GIVEN RECORDS:
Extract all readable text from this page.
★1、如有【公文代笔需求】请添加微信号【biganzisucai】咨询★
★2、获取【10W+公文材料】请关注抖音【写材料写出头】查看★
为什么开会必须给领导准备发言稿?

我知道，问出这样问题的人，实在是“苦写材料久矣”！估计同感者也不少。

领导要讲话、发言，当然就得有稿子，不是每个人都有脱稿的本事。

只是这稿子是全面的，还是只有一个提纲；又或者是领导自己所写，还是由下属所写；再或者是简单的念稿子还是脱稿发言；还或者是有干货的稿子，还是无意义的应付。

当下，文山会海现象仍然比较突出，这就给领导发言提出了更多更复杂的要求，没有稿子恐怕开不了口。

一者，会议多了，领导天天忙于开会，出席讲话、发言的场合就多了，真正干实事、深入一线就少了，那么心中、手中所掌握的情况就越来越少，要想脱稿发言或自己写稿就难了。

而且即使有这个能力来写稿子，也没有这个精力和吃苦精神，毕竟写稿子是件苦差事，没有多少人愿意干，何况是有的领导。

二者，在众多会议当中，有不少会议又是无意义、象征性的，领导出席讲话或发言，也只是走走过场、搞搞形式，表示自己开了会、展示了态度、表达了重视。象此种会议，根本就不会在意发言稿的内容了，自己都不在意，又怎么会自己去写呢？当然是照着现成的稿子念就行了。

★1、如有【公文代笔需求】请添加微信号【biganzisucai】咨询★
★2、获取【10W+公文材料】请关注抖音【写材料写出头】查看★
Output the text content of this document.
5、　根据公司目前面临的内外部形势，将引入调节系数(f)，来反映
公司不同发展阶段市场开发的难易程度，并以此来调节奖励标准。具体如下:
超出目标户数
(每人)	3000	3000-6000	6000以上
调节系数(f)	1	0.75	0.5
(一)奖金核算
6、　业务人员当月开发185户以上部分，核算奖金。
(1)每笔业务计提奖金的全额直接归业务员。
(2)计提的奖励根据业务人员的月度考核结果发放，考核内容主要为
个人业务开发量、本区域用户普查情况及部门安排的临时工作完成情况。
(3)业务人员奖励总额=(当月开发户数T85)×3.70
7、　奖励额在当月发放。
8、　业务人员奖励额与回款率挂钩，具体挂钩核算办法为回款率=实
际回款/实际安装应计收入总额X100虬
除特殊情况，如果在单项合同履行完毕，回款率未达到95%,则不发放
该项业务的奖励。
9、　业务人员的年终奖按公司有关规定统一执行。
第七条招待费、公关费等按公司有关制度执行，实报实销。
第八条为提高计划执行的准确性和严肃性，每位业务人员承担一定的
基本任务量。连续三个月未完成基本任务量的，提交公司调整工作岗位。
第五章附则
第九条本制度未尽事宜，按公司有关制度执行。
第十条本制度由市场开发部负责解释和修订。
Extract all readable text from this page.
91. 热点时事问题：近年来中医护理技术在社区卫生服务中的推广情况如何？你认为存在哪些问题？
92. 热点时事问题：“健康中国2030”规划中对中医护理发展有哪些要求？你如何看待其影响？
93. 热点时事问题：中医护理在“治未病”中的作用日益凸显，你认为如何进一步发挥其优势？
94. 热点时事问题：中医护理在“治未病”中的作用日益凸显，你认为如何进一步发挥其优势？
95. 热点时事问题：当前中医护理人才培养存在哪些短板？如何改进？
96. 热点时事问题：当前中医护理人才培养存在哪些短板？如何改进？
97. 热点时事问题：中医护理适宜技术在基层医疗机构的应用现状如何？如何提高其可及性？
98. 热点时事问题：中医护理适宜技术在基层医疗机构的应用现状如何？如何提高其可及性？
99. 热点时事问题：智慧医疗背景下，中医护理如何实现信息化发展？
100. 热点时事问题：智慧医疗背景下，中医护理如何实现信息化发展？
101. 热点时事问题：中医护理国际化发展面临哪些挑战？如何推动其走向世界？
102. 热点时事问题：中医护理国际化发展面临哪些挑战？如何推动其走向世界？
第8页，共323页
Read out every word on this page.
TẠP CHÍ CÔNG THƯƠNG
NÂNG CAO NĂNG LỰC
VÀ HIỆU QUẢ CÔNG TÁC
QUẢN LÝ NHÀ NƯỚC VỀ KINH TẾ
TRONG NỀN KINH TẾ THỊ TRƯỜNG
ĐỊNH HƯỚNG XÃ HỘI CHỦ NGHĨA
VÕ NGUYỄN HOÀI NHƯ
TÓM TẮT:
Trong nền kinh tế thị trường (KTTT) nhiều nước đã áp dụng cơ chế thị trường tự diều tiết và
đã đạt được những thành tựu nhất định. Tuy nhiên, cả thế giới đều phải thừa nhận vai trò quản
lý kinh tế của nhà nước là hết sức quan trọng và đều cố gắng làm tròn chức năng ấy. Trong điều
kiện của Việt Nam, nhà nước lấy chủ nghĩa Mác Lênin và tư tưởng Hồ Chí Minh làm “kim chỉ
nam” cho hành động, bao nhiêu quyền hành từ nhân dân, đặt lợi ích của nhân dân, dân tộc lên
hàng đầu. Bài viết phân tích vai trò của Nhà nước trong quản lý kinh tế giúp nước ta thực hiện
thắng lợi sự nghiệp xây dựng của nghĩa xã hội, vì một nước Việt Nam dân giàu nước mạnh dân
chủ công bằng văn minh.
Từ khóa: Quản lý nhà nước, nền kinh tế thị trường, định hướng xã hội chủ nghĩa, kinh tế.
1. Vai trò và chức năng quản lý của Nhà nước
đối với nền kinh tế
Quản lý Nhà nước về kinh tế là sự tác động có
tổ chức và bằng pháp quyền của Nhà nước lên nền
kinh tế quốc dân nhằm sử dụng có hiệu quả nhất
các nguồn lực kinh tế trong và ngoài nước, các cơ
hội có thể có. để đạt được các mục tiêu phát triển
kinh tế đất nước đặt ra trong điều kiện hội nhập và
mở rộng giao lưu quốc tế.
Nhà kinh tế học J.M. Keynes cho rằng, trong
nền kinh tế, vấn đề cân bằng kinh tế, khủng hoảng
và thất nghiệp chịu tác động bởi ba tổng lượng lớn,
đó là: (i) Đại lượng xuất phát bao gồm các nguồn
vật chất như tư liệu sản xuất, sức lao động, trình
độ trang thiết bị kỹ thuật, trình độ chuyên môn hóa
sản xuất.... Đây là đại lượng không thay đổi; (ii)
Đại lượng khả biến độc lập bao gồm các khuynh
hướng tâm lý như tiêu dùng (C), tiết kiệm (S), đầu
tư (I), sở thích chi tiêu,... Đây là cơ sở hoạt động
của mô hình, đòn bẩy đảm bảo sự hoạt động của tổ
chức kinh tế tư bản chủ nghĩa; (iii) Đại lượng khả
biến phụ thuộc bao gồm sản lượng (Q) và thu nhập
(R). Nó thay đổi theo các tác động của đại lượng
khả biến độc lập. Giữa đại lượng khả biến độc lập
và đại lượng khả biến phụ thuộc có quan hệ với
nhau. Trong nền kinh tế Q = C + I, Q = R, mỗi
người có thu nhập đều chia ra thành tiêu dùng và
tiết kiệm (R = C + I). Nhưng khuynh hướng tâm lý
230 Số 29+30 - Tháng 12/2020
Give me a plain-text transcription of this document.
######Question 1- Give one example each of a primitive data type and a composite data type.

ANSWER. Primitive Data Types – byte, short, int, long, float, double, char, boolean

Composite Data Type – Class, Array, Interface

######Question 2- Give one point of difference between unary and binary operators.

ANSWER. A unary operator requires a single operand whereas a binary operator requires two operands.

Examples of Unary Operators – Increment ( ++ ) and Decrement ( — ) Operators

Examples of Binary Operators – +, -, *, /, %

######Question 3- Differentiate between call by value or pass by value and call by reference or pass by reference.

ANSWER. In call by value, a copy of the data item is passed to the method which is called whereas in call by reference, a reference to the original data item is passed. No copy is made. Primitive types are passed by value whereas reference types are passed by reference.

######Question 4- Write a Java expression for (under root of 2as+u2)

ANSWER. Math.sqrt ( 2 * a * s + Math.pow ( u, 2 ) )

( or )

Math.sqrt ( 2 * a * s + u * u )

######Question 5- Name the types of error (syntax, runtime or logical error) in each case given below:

WHAT YOU SHOULD DO:
Check every line of the listing for the string "động" and report how many lines have it, as a number alone.

RESPONSE:
7